Identify each line below containing the string "true" and copy it.

———

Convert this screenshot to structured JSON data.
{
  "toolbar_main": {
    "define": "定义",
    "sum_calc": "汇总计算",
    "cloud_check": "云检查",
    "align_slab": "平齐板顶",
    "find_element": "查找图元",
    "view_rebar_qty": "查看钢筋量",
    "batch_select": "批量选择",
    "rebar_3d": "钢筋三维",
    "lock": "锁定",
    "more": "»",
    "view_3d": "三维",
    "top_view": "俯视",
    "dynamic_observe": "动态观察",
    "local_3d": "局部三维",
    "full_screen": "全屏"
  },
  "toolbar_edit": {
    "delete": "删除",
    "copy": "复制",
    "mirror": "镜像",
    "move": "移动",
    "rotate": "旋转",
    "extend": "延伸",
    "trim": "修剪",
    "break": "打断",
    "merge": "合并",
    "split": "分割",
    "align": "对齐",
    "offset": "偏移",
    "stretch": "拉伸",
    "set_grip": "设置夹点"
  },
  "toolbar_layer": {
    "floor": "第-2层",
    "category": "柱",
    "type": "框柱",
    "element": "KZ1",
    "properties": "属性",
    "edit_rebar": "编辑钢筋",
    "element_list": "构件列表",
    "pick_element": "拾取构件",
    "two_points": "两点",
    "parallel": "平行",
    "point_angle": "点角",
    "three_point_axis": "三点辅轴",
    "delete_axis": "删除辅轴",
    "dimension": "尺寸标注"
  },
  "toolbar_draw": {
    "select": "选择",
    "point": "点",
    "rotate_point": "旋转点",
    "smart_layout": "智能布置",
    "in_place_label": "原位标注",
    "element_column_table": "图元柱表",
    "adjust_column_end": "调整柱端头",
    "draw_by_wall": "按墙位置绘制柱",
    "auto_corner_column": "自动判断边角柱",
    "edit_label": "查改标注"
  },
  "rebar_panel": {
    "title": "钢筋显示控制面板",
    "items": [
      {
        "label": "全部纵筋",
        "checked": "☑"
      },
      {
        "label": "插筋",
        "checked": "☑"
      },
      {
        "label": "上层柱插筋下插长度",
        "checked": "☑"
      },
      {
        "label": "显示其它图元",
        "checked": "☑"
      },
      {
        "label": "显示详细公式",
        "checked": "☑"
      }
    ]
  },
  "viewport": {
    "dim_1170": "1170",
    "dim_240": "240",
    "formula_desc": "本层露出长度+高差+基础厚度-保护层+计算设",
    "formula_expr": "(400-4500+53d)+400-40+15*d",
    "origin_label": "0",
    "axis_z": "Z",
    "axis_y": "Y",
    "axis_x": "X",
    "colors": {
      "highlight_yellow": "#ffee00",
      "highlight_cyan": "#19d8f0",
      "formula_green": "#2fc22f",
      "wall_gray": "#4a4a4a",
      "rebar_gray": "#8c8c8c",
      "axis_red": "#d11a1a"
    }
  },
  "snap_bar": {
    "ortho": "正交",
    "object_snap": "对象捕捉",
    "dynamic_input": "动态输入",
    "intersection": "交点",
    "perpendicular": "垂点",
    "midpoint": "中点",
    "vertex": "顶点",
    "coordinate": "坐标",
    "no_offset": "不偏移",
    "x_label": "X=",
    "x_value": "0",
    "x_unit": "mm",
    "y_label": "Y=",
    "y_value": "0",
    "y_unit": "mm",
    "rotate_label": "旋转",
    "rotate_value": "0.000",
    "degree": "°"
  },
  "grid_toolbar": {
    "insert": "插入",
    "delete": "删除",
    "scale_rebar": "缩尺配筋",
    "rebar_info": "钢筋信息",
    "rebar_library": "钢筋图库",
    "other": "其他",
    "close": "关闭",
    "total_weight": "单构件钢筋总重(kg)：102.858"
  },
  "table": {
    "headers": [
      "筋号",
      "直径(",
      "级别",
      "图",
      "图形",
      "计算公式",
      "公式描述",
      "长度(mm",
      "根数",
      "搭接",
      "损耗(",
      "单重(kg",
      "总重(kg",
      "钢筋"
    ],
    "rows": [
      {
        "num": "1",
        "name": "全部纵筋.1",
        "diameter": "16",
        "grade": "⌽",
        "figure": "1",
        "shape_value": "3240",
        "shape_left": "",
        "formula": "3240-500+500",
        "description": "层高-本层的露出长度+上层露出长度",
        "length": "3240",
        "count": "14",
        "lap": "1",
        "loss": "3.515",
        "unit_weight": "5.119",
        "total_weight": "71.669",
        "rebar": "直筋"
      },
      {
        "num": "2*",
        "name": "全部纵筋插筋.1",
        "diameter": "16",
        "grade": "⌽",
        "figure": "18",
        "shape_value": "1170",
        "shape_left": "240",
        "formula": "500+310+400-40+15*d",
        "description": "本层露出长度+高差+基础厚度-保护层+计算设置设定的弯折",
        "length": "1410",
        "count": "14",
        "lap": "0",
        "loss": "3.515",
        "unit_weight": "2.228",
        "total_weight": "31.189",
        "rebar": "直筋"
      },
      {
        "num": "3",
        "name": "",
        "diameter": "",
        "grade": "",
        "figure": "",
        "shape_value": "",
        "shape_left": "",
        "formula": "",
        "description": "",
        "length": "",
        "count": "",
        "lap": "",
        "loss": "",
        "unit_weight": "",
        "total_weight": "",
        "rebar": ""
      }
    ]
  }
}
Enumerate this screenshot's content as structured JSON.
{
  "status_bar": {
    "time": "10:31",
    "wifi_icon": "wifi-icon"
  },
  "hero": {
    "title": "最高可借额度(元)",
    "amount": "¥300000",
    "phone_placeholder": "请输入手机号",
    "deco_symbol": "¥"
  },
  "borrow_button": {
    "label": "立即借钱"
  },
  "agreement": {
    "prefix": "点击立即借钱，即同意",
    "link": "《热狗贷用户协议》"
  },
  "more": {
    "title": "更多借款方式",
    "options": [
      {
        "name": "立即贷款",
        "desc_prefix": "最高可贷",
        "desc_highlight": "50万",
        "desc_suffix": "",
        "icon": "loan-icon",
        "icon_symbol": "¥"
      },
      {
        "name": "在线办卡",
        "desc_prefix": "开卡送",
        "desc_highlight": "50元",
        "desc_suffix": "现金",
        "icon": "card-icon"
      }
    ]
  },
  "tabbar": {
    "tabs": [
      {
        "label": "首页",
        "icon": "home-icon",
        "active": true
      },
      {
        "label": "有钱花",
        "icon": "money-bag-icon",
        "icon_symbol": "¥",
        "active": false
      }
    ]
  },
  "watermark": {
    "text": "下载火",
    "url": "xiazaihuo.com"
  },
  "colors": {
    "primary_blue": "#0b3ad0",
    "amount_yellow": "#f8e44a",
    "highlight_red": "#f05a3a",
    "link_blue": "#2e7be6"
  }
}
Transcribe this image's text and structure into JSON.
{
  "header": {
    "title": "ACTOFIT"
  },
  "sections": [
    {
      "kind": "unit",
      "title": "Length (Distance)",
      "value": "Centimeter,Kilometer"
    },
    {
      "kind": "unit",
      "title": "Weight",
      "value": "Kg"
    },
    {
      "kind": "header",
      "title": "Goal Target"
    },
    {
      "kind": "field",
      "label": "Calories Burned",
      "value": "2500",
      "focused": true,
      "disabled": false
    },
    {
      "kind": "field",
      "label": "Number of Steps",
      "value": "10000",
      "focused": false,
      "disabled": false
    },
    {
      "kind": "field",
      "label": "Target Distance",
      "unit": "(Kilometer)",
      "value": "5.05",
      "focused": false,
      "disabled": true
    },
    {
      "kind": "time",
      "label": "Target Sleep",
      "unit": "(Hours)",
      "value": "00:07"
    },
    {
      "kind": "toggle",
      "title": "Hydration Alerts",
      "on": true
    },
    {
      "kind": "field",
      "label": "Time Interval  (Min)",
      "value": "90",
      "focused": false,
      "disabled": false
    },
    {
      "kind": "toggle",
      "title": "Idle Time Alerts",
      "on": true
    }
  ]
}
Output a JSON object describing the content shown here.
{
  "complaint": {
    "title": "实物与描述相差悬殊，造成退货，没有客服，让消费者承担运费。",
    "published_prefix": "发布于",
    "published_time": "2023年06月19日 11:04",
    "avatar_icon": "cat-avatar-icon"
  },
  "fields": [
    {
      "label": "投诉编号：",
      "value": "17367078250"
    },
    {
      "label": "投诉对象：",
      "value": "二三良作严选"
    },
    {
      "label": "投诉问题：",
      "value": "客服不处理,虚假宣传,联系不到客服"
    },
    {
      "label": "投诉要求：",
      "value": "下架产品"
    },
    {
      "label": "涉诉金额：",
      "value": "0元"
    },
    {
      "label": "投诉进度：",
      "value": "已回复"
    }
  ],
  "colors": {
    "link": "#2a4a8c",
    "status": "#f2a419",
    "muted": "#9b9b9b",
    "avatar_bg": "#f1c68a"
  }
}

———

# REPLY TO THE TASK
        "active": true
      "focused": true,
      "disabled": true
      "on": true
      "on": true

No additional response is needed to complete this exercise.